§ TASK DESCRIPTION:
Identify and pull out each line of the entries in which "giúp" occurs.

━━━━━━

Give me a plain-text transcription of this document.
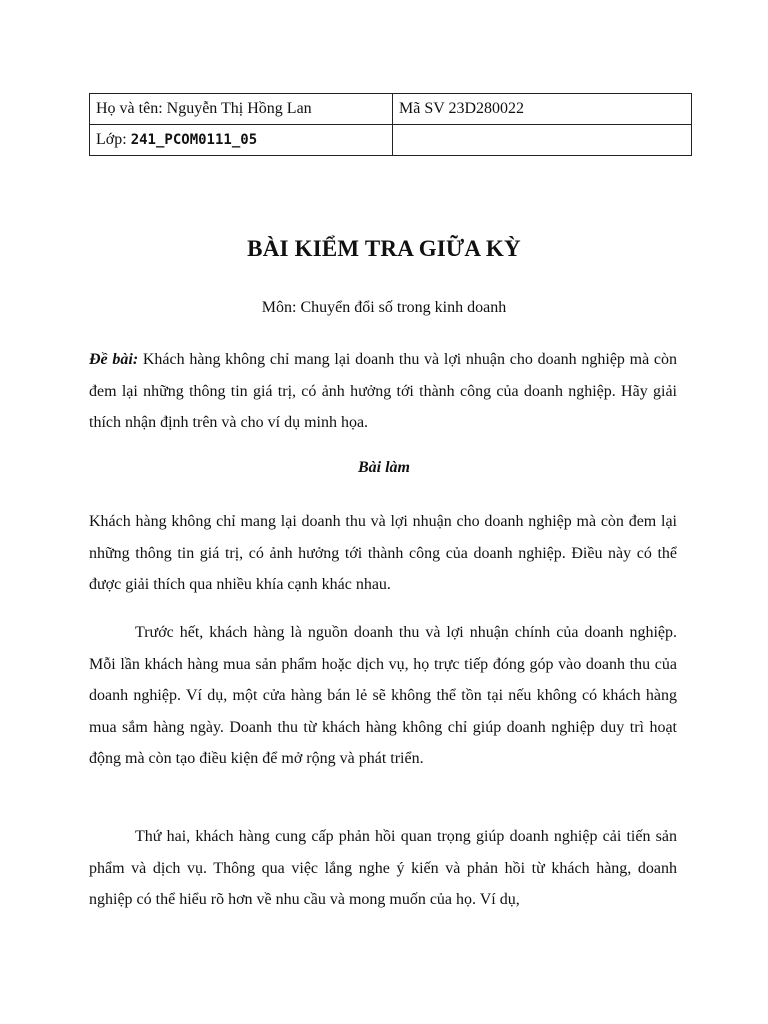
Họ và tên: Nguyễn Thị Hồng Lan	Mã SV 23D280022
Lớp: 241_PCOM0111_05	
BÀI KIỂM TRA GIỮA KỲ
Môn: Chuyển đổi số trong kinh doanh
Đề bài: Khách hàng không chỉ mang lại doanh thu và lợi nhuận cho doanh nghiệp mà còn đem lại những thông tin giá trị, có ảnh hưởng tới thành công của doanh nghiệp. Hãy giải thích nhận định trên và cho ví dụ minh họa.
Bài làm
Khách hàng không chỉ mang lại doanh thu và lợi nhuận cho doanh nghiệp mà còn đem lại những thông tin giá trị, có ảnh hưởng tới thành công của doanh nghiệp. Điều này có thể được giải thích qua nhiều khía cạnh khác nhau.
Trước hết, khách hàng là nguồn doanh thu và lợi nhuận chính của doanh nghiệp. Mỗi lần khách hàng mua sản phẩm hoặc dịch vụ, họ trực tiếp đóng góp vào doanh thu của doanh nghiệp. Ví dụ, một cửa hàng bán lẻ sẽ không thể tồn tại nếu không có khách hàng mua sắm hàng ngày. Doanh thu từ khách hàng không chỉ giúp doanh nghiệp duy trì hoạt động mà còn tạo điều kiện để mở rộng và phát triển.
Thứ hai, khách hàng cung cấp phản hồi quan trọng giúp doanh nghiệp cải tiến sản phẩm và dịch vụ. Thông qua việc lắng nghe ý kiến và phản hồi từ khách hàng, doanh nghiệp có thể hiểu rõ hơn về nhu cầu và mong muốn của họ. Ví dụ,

━━━━━━

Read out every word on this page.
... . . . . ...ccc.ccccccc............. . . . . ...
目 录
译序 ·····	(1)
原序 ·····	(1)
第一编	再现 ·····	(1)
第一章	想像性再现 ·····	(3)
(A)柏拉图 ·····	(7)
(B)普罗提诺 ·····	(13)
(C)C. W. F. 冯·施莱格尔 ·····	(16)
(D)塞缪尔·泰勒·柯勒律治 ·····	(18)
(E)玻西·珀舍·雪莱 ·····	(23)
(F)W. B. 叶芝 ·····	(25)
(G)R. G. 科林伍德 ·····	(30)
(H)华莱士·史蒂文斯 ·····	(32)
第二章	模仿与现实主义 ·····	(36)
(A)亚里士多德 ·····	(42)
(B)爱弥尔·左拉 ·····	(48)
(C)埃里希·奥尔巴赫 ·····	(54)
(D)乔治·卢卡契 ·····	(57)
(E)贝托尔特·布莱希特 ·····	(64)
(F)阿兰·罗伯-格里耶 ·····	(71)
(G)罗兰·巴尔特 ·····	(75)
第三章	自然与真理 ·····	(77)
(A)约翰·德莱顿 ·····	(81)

━━━━━━

§ RESPONSE:
Trước hết, khách hàng là nguồn doanh thu và lợi nhuận chính của doanh nghiệp. Mỗi lần khách hàng mua sản phẩm hoặc dịch vụ, họ trực tiếp đóng góp vào doanh thu của doanh nghiệp. Ví dụ, một cửa hàng bán lẻ sẽ không thể tồn tại nếu không có khách hàng mua sắm hàng ngày. Doanh thu từ khách hàng không chỉ giúp doanh nghiệp duy trì hoạt động mà còn tạo điều kiện để mở rộng và phát triển.
Thứ hai, khách hàng cung cấp phản hồi quan trọng giúp doanh nghiệp cải tiến sản phẩm và dịch vụ. Thông qua việc lắng nghe ý kiến và phản hồi từ khách hàng, doanh nghiệp có thể hiểu rõ hơn về nhu cầu và mong muốn của họ. Ví dụ,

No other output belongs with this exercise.